__AIM__
Gather all lines in the data that hold the string "Cover".

__DATA SUPPLIED__
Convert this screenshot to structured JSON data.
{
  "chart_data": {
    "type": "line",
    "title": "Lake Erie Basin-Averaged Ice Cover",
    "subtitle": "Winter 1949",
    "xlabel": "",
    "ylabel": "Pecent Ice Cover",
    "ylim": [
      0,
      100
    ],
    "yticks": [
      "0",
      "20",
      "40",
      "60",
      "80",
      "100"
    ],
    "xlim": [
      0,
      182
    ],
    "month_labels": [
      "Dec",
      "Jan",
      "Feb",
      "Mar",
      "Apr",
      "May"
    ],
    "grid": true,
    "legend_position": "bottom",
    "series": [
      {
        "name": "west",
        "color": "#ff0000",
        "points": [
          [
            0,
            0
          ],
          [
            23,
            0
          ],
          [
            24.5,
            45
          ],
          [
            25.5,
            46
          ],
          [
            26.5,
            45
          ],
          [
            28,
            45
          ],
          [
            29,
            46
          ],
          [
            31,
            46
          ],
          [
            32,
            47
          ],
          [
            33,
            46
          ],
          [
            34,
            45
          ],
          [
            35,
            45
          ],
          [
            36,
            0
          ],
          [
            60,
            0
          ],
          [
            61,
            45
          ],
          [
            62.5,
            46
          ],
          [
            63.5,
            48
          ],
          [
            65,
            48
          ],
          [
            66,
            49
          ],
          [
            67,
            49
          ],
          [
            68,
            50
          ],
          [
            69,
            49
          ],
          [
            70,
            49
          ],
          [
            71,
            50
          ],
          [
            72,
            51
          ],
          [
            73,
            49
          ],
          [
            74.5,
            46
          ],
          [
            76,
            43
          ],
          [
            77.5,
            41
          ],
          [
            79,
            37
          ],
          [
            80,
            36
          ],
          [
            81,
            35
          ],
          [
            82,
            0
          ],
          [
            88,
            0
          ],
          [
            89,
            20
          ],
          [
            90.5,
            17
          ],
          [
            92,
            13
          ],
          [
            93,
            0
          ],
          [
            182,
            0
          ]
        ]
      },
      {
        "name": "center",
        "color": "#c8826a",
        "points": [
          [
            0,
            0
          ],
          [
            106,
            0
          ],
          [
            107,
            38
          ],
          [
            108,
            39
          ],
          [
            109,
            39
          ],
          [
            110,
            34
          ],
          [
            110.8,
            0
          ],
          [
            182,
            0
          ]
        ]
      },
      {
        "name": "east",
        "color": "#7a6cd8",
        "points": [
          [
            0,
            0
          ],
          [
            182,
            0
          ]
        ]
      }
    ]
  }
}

__OUTPUT OF THE EXERCISE__
    "title": "Lake Erie Basin-Averaged Ice Cover",
    "ylabel": "Pecent Ice Cover",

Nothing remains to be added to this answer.